[Records from a dataset]
==*==
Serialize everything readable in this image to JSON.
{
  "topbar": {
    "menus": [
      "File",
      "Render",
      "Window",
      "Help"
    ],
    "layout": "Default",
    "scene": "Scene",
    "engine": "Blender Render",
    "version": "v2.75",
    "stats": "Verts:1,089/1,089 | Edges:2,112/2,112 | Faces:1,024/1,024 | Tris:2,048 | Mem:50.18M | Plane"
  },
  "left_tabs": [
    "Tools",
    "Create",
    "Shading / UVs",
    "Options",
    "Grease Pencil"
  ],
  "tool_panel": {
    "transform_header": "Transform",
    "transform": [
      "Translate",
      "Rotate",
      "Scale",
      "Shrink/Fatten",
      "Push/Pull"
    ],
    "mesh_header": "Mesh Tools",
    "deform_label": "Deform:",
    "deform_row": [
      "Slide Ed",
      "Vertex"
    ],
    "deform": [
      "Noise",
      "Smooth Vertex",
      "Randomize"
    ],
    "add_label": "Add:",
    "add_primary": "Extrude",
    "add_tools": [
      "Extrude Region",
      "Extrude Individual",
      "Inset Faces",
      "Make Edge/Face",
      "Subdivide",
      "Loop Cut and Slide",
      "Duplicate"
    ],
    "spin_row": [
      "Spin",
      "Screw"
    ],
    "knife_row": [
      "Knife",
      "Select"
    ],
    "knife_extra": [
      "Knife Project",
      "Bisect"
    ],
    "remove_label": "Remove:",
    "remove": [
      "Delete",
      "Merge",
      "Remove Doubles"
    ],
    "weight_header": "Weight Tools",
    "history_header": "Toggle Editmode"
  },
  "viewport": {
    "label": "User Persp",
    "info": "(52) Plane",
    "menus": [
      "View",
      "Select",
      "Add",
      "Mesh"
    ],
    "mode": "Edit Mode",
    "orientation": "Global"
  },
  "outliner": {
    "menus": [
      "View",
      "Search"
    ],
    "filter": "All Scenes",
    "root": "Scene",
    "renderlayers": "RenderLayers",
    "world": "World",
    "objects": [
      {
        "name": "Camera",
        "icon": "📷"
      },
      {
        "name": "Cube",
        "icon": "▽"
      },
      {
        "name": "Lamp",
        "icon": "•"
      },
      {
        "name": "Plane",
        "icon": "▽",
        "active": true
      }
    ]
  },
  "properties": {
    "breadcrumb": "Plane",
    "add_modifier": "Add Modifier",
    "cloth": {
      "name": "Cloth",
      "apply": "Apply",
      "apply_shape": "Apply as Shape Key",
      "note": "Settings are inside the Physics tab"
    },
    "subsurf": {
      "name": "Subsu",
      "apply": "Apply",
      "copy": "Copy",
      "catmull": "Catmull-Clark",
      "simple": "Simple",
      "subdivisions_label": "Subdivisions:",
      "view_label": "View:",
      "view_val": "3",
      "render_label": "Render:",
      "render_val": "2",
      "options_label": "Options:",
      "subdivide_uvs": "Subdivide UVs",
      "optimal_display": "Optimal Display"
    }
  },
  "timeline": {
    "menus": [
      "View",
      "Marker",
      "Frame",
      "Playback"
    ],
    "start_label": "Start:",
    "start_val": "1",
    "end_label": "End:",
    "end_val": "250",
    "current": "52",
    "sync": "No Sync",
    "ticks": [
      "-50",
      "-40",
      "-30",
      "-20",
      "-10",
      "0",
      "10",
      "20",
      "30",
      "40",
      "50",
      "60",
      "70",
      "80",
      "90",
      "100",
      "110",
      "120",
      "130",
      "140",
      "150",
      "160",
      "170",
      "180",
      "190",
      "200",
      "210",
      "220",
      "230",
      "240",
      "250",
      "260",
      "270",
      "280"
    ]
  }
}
==*==
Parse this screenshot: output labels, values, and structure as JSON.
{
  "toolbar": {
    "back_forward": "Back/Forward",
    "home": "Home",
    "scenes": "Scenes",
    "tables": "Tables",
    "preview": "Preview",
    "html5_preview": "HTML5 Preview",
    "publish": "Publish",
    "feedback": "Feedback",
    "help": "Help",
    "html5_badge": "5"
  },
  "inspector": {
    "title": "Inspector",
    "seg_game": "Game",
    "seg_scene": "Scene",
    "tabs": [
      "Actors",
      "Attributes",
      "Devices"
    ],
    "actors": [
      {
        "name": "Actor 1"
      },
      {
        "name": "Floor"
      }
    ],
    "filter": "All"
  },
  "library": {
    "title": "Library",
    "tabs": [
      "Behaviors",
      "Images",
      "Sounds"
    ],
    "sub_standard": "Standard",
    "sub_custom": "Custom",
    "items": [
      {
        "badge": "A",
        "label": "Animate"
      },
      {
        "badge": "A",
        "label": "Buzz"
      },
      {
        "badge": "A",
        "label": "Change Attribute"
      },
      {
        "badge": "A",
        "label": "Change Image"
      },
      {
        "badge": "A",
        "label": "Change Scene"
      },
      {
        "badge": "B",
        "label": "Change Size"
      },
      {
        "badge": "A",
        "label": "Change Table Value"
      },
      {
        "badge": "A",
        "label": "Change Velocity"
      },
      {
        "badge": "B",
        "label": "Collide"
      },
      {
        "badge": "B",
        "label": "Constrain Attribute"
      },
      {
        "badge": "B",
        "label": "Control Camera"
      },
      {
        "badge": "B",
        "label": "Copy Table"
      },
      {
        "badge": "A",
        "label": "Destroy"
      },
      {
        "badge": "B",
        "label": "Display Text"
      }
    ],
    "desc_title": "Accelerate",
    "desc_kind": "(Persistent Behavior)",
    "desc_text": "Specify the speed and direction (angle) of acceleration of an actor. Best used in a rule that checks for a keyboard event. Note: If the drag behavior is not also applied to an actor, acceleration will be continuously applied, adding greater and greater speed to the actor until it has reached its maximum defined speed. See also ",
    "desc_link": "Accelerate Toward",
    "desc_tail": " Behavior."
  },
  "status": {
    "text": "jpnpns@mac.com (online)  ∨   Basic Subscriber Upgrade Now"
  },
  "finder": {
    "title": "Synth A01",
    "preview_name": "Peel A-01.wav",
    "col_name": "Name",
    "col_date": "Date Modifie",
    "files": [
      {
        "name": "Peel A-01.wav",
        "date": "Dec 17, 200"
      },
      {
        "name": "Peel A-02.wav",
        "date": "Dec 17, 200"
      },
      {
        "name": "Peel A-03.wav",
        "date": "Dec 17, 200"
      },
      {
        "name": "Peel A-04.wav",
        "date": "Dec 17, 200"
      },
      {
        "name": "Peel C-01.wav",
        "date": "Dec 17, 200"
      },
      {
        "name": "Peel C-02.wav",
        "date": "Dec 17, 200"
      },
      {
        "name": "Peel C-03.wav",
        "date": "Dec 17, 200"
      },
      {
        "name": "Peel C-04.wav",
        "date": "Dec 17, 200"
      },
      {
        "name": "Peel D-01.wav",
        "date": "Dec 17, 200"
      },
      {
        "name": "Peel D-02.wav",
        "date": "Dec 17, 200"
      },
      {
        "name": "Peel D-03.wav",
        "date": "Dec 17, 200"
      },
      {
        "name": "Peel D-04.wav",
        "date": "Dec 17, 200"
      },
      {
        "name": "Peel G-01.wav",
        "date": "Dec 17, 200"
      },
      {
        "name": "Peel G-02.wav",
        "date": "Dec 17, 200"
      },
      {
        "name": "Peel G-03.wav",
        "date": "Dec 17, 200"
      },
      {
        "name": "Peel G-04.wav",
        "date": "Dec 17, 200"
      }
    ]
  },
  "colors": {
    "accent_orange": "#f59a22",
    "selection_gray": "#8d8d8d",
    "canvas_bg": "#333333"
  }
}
==*==
List every line above that contains the word "Display".

Written answer
      "optimal_display": "Optimal Display"
        "label": "Display Text"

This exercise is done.